• _Work required_
Check the listing below for lines that hold "value". How many are there? Please give only the number.

(A block of data)
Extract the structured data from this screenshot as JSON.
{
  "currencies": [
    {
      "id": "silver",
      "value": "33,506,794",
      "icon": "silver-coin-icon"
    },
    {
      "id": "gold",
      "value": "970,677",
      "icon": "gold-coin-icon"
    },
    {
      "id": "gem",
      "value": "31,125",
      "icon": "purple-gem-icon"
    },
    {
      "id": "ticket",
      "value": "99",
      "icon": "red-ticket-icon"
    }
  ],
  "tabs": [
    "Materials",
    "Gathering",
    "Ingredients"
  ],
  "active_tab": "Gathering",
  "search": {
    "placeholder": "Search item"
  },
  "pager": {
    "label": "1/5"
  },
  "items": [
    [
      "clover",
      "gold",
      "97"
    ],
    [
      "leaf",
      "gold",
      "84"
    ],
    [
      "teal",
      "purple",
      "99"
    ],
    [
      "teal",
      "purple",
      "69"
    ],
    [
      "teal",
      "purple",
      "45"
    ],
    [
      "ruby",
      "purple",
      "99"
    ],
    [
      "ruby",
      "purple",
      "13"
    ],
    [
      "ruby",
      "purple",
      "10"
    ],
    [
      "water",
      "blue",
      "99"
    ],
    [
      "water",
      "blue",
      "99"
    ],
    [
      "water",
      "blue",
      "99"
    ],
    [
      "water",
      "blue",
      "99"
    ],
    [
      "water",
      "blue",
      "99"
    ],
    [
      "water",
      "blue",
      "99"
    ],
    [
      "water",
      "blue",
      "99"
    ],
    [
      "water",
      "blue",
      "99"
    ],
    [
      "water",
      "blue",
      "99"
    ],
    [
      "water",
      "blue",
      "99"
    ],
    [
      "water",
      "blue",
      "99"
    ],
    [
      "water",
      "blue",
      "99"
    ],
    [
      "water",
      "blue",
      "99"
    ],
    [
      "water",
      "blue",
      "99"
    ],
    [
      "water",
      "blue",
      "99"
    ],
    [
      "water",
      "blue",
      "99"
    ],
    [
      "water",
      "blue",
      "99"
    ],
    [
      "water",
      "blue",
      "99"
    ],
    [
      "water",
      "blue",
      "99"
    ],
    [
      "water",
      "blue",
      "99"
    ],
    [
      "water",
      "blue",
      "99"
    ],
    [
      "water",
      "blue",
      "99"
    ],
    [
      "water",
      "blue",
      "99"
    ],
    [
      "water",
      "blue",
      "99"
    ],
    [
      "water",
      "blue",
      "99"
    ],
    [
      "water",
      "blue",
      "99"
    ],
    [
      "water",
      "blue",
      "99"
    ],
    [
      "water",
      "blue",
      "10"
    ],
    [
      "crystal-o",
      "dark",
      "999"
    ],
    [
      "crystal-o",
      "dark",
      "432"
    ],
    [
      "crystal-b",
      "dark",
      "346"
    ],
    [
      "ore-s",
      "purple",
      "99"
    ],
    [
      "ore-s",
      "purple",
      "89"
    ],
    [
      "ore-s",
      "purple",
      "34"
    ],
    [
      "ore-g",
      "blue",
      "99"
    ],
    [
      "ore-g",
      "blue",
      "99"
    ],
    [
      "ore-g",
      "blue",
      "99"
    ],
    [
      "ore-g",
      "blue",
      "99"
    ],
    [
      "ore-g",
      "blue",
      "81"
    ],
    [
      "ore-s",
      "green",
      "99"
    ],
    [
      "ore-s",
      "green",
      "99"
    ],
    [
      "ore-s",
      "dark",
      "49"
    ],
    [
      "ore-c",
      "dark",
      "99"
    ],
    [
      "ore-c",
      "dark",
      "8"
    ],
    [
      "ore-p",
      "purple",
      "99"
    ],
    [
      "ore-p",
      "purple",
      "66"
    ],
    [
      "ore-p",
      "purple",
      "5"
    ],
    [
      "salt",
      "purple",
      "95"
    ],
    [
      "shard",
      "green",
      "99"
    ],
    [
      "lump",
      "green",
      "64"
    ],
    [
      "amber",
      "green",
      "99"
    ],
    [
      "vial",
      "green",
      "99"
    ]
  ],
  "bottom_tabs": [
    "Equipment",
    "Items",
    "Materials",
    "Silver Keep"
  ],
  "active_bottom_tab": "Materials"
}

• _The result_
4